*What is expected*
Below are the records; reproduce all of them exactly but without any images.

*Dataset records*
- - -
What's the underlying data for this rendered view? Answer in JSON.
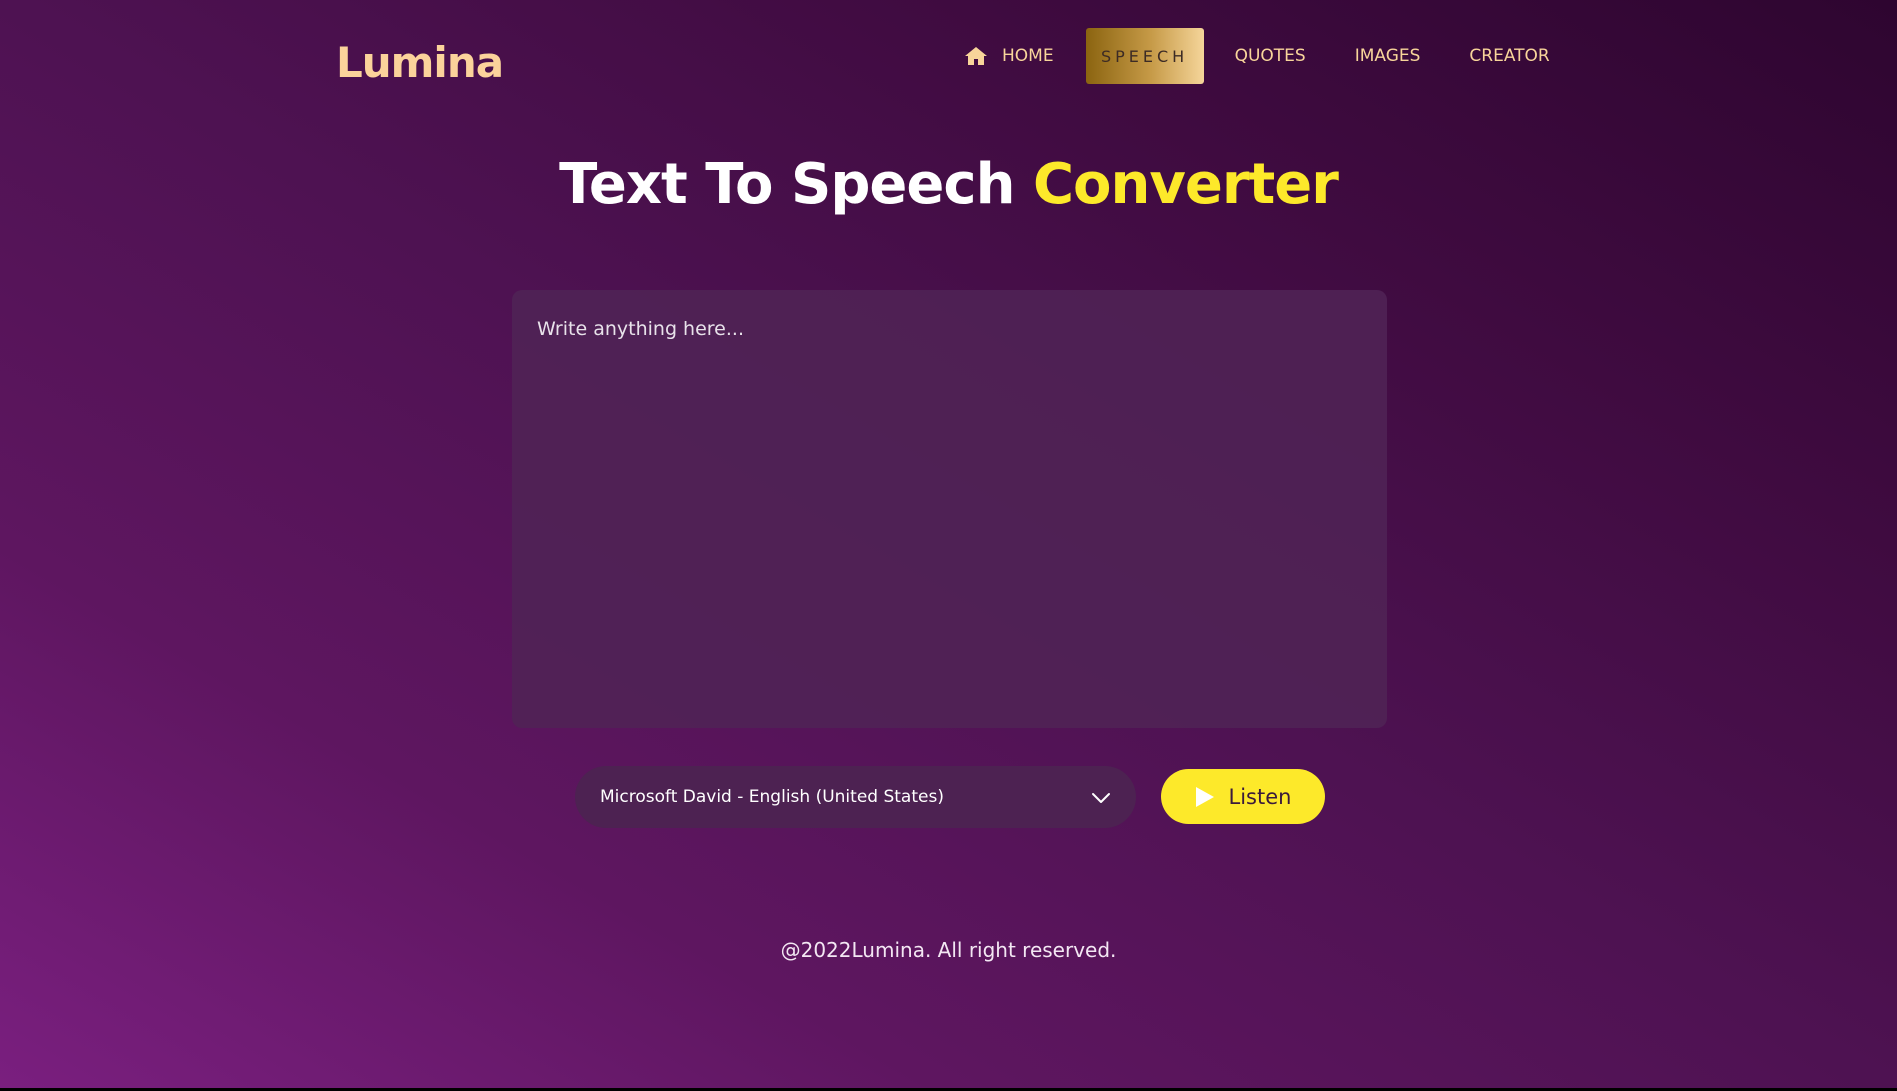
{
  "header": {
    "logo": "Lumina",
    "nav": [
      {
        "label": "HOME",
        "icon": "home-icon",
        "active": false
      },
      {
        "label": "SPEECH",
        "active": true
      },
      {
        "label": "QUOTES",
        "active": false
      },
      {
        "label": "IMAGES",
        "active": false
      },
      {
        "label": "CREATOR",
        "active": false
      }
    ]
  },
  "main": {
    "title_part1": "Text To Speech",
    "title_part2": "Converter",
    "text_input": {
      "placeholder": "Write anything here...",
      "value": ""
    },
    "voice_select": {
      "selected": "Microsoft David - English (United States)",
      "icon": "chevron-down-icon"
    },
    "listen_button": {
      "label": "Listen",
      "icon": "play-icon"
    }
  },
  "footer": {
    "text": "@2022Lumina. All right reserved."
  },
  "colors": {
    "accent_yellow": "#fde92a",
    "logo_gold": "#fbd39b",
    "nav_text": "#f8d59a",
    "background_start": "#7a1f7f",
    "background_end": "#2e0530",
    "panel": "#4d2252"
  }
}
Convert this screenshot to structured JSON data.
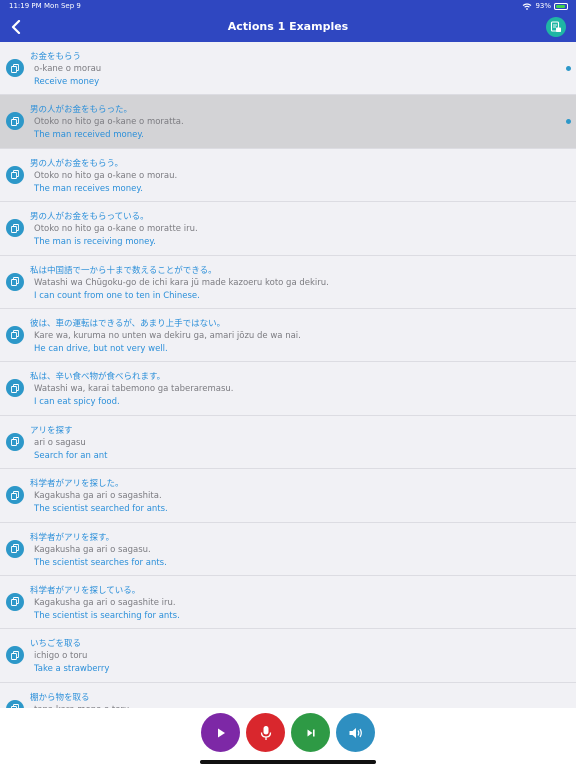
{
  "status_bar": {
    "time": "11:19 PM",
    "date": "Mon Sep 9",
    "battery_percent": "93%",
    "battery_level": 0.93
  },
  "header": {
    "title": "Actions 1 Examples",
    "back_icon": "chevron-left-icon",
    "export_icon": "document-export-icon"
  },
  "colors": {
    "header_bg": "#2f47c1",
    "accent_text": "#2b8fd9",
    "row_icon": "#2d98c9",
    "selected_row": "#d3d3d6",
    "play": "#7d28a6",
    "mic": "#d9272d",
    "next": "#2e9a45",
    "speaker": "#2e8fc1"
  },
  "examples": [
    {
      "jp": "お金をもらう",
      "romaji": "o-kane o morau",
      "en": "Receive money",
      "dot": true,
      "selected": false
    },
    {
      "jp": "男の人がお金をもらった。",
      "romaji": "Otoko no hito ga o-kane o moratta.",
      "en": "The man received money.",
      "dot": true,
      "selected": true
    },
    {
      "jp": "男の人がお金をもらう。",
      "romaji": "Otoko no hito ga o-kane o morau.",
      "en": "The man receives money.",
      "dot": false,
      "selected": false
    },
    {
      "jp": "男の人がお金をもらっている。",
      "romaji": "Otoko no hito ga o-kane o moratte iru.",
      "en": "The man is receiving money.",
      "dot": false,
      "selected": false
    },
    {
      "jp": "私は中国語で一から十まで数えることができる。",
      "romaji": "Watashi wa Chūgoku-go de ichi kara jū made kazoeru koto ga dekiru.",
      "en": "I can count from one to ten in Chinese.",
      "dot": false,
      "selected": false
    },
    {
      "jp": "彼は、車の運転はできるが、あまり上手ではない。",
      "romaji": "Kare wa, kuruma no unten wa dekiru ga, amari jōzu de wa nai.",
      "en": "He can drive, but not very well.",
      "dot": false,
      "selected": false
    },
    {
      "jp": "私は、辛い食べ物が食べられます。",
      "romaji": "Watashi wa, karai tabemono ga taberaremasu.",
      "en": "I can eat spicy food.",
      "dot": false,
      "selected": false
    },
    {
      "jp": "アリを探す",
      "romaji": "ari o sagasu",
      "en": "Search for an ant",
      "dot": false,
      "selected": false
    },
    {
      "jp": "科学者がアリを探した。",
      "romaji": "Kagakusha ga ari o sagashita.",
      "en": "The scientist searched for ants.",
      "dot": false,
      "selected": false
    },
    {
      "jp": "科学者がアリを探す。",
      "romaji": "Kagakusha ga ari o sagasu.",
      "en": "The scientist searches for ants.",
      "dot": false,
      "selected": false
    },
    {
      "jp": "科学者がアリを探している。",
      "romaji": "Kagakusha ga ari o sagashite iru.",
      "en": "The scientist is searching for ants.",
      "dot": false,
      "selected": false
    },
    {
      "jp": "いちごを取る",
      "romaji": "ichigo o toru",
      "en": "Take a strawberry",
      "dot": false,
      "selected": false
    },
    {
      "jp": "棚から物を取る",
      "romaji": "tana kara mono o toru",
      "en": "",
      "dot": false,
      "selected": false
    }
  ],
  "controls": [
    {
      "name": "play-button",
      "icon": "play-icon",
      "color": "#7d28a6"
    },
    {
      "name": "mic-button",
      "icon": "microphone-icon",
      "color": "#d9272d"
    },
    {
      "name": "next-button",
      "icon": "skip-next-icon",
      "color": "#2e9a45"
    },
    {
      "name": "speaker-button",
      "icon": "speaker-icon",
      "color": "#2e8fc1"
    }
  ]
}
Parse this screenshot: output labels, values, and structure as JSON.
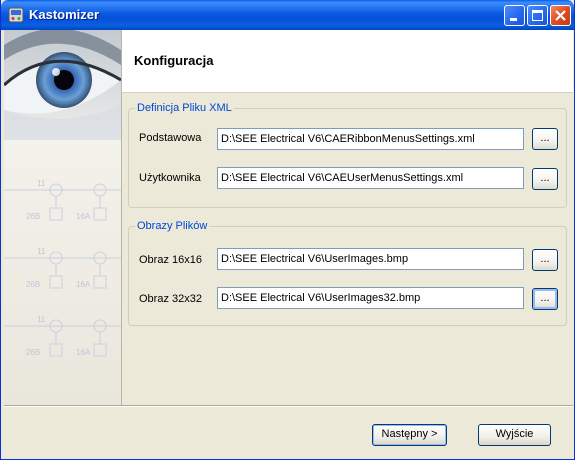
{
  "window": {
    "title": "Kastomizer",
    "icon": "app-icon"
  },
  "header": {
    "title": "Konfiguracja"
  },
  "left_panel": {
    "labels": [
      "11",
      "26B",
      "16A",
      "11",
      "26B",
      "16A",
      "11",
      "26B",
      "16A"
    ]
  },
  "xml_group": {
    "legend": "Definicja Pliku XML",
    "rows": [
      {
        "label": "Podstawowa",
        "value": "D:\\SEE Electrical V6\\CAERibbonMenusSettings.xml",
        "browse": "..."
      },
      {
        "label": "Użytkownika",
        "value": "D:\\SEE Electrical V6\\CAEUserMenusSettings.xml",
        "browse": "..."
      }
    ]
  },
  "images_group": {
    "legend": "Obrazy Plików",
    "rows": [
      {
        "label": "Obraz 16x16",
        "value": "D:\\SEE Electrical V6\\UserImages.bmp",
        "browse": "..."
      },
      {
        "label": "Obraz 32x32",
        "value": "D:\\SEE Electrical V6\\UserImages32.bmp",
        "browse": "..."
      }
    ]
  },
  "footer": {
    "next_label": "Następny >",
    "exit_label": "Wyjście"
  },
  "colors": {
    "titlebar": "#0a5fe8",
    "legend": "#0046d5",
    "window_bg": "#ece9d8"
  }
}
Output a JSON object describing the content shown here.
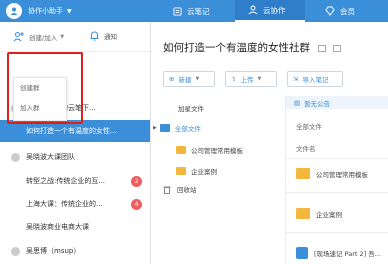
{
  "header": {
    "user_name": "协作小助手",
    "tabs": [
      {
        "label": "云笔记"
      },
      {
        "label": "云协作"
      },
      {
        "label": "会员"
      }
    ]
  },
  "sidebar": {
    "create_add_label": "创建/加入",
    "notify_label": "通知",
    "menu": [
      "创建群",
      "加入群"
    ],
    "items": [
      {
        "label": "网易有道我的云笔下..."
      },
      {
        "label": "如何打造一个有温度的女性..."
      },
      {
        "label": "吴晓波大课团队"
      },
      {
        "label": "转型之战:传统企业的互...",
        "badge": "2"
      },
      {
        "label": "上海大课：传统企业的...",
        "badge": "4"
      },
      {
        "label": "吴晓波商业电商大课"
      },
      {
        "label": "吴思博（msup）"
      }
    ]
  },
  "main": {
    "title": "如何打造一个有温度的女性社群",
    "buttons": [
      "新建",
      "上传",
      "导入笔记"
    ],
    "tree": {
      "starred": "加星文件",
      "all_files": "全部文件",
      "children": [
        "公司管理常用模板",
        "企业案例"
      ],
      "recycle": "回收站"
    },
    "notice": "暂无公告",
    "breadcrumb": "全部文件",
    "column_header": "文件名",
    "files": [
      "公司管理常用模板",
      "企业案例",
      "[现场速记 Part 2] 吾..."
    ]
  },
  "colors": {
    "brand": "#3b8ed8",
    "highlight": "#e0201c",
    "badge": "#ef5d5d",
    "folder": "#f4b73e"
  }
}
- - -
*The reply*
What's the underlying data for this rendered view? Answer in JSON.
{
  "header": {
    "logo": "Lumina",
    "nav": [
      {
        "label": "HOME",
        "icon": "home-icon",
        "active": false
      },
      {
        "label": "SPEECH",
        "active": true
      },
      {
        "label": "QUOTES",
        "active": false
      },
      {
        "label": "IMAGES",
        "active": false
      },
      {
        "label": "CREATOR",
        "active": false
      }
    ]
  },
  "main": {
    "title_part1": "Text To Speech",
    "title_part2": "Converter",
    "text_input": {
      "placeholder": "Write anything here...",
      "value": ""
    },
    "voice_select": {
      "selected": "Microsoft David - English (United States)",
      "icon": "chevron-down-icon"
    },
    "listen_button": {
      "label": "Listen",
      "icon": "play-icon"
    }
  },
  "footer": {
    "text": "@2022Lumina. All right reserved."
  },
  "colors": {
    "accent_yellow": "#fde92a",
    "logo_gold": "#fbd39b",
    "nav_text": "#f8d59a",
    "background_start": "#7a1f7f",
    "background_end": "#2e0530",
    "panel": "#4d2252"
  }
}
Convert this screenshot to structured JSON data.
{
  "status_bar": {
    "time": "11:19 PM",
    "date": "Mon Sep 9",
    "battery_percent": "93%",
    "battery_level": 0.93
  },
  "header": {
    "title": "Actions 1 Examples",
    "back_icon": "chevron-left-icon",
    "export_icon": "document-export-icon"
  },
  "colors": {
    "header_bg": "#2f47c1",
    "accent_text": "#2b8fd9",
    "row_icon": "#2d98c9",
    "selected_row": "#d3d3d6",
    "play": "#7d28a6",
    "mic": "#d9272d",
    "next": "#2e9a45",
    "speaker": "#2e8fc1"
  },
  "examples": [
    {
      "jp": "お金をもらう",
      "romaji": "o-kane o morau",
      "en": "Receive money",
      "dot": true,
      "selected": false
    },
    {
      "jp": "男の人がお金をもらった。",
      "romaji": "Otoko no hito ga o-kane o moratta.",
      "en": "The man received money.",
      "dot": true,
      "selected": true
    },
    {
      "jp": "男の人がお金をもらう。",
      "romaji": "Otoko no hito ga o-kane o morau.",
      "en": "The man receives money.",
      "dot": false,
      "selected": false
    },
    {
      "jp": "男の人がお金をもらっている。",
      "romaji": "Otoko no hito ga o-kane o moratte iru.",
      "en": "The man is receiving money.",
      "dot": false,
      "selected": false
    },
    {
      "jp": "私は中国語で一から十まで数えることができる。",
      "romaji": "Watashi wa Chūgoku-go de ichi kara jū made kazoeru koto ga dekiru.",
      "en": "I can count from one to ten in Chinese.",
      "dot": false,
      "selected": false
    },
    {
      "jp": "彼は、車の運転はできるが、あまり上手ではない。",
      "romaji": "Kare wa, kuruma no unten wa dekiru ga, amari jōzu de wa nai.",
      "en": "He can drive, but not very well.",
      "dot": false,
      "selected": false
    },
    {
      "jp": "私は、辛い食べ物が食べられます。",
      "romaji": "Watashi wa, karai tabemono ga taberaremasu.",
      "en": "I can eat spicy food.",
      "dot": false,
      "selected": false
    },
    {
      "jp": "アリを探す",
      "romaji": "ari o sagasu",
      "en": "Search for an ant",
      "dot": false,
      "selected": false
    },
    {
      "jp": "科学者がアリを探した。",
      "romaji": "Kagakusha ga ari o sagashita.",
      "en": "The scientist searched for ants.",
      "dot": false,
      "selected": false
    },
    {
      "jp": "科学者がアリを探す。",
      "romaji": "Kagakusha ga ari o sagasu.",
      "en": "The scientist searches for ants.",
      "dot": false,
      "selected": false
    },
    {
      "jp": "科学者がアリを探している。",
      "romaji": "Kagakusha ga ari o sagashite iru.",
      "en": "The scientist is searching for ants.",
      "dot": false,
      "selected": false
    },
    {
      "jp": "いちごを取る",
      "romaji": "ichigo o toru",
      "en": "Take a strawberry",
      "dot": false,
      "selected": false
    },
    {
      "jp": "棚から物を取る",
      "romaji": "tana kara mono o toru",
      "en": "",
      "dot": false,
      "selected": false
    }
  ],
  "controls": [
    {
      "name": "play-button",
      "icon": "play-icon",
      "color": "#7d28a6"
    },
    {
      "name": "mic-button",
      "icon": "microphone-icon",
      "color": "#d9272d"
    },
    {
      "name": "next-button",
      "icon": "skip-next-icon",
      "color": "#2e9a45"
    },
    {
      "name": "speaker-button",
      "icon": "speaker-icon",
      "color": "#2e8fc1"
    }
  ]
}
Parse this screenshot: output labels, values, and structure as JSON.
{
  "window": {
    "title": "Kastomizer",
    "icon": "app-icon"
  },
  "header": {
    "title": "Konfiguracja"
  },
  "left_panel": {
    "labels": [
      "11",
      "26B",
      "16A",
      "11",
      "26B",
      "16A",
      "11",
      "26B",
      "16A"
    ]
  },
  "xml_group": {
    "legend": "Definicja Pliku XML",
    "rows": [
      {
        "label": "Podstawowa",
        "value": "D:\\SEE Electrical V6\\CAERibbonMenusSettings.xml",
        "browse": "..."
      },
      {
        "label": "Użytkownika",
        "value": "D:\\SEE Electrical V6\\CAEUserMenusSettings.xml",
        "browse": "..."
      }
    ]
  },
  "images_group": {
    "legend": "Obrazy Plików",
    "rows": [
      {
        "label": "Obraz 16x16",
        "value": "D:\\SEE Electrical V6\\UserImages.bmp",
        "browse": "..."
      },
      {
        "label": "Obraz 32x32",
        "value": "D:\\SEE Electrical V6\\UserImages32.bmp",
        "browse": "..."
      }
    ]
  },
  "footer": {
    "next_label": "Następny >",
    "exit_label": "Wyjście"
  },
  "colors": {
    "titlebar": "#0a5fe8",
    "legend": "#0046d5",
    "window_bg": "#ece9d8"
  }
}
Output a JSON object describing the content shown here.
{
  "header": {
    "user_name": "协作小助手",
    "tabs": [
      {
        "label": "云笔记"
      },
      {
        "label": "云协作"
      },
      {
        "label": "会员"
      }
    ]
  },
  "sidebar": {
    "create_add_label": "创建/加入",
    "notify_label": "通知",
    "menu": [
      "创建群",
      "加入群"
    ],
    "items": [
      {
        "label": "网易有道我的云笔下..."
      },
      {
        "label": "如何打造一个有温度的女性..."
      },
      {
        "label": "吴晓波大课团队"
      },
      {
        "label": "转型之战:传统企业的互...",
        "badge": "2"
      },
      {
        "label": "上海大课：传统企业的...",
        "badge": "4"
      },
      {
        "label": "吴晓波商业电商大课"
      },
      {
        "label": "吴思博（msup）"
      }
    ]
  },
  "main": {
    "title": "如何打造一个有温度的女性社群",
    "buttons": [
      "新建",
      "上传",
      "导入笔记"
    ],
    "tree": {
      "starred": "加星文件",
      "all_files": "全部文件",
      "children": [
        "公司管理常用模板",
        "企业案例"
      ],
      "recycle": "回收站"
    },
    "notice": "暂无公告",
    "breadcrumb": "全部文件",
    "column_header": "文件名",
    "files": [
      "公司管理常用模板",
      "企业案例",
      "[现场速记 Part 2] 吾..."
    ]
  },
  "colors": {
    "brand": "#3b8ed8",
    "highlight": "#e0201c",
    "badge": "#ef5d5d",
    "folder": "#f4b73e"
  }
}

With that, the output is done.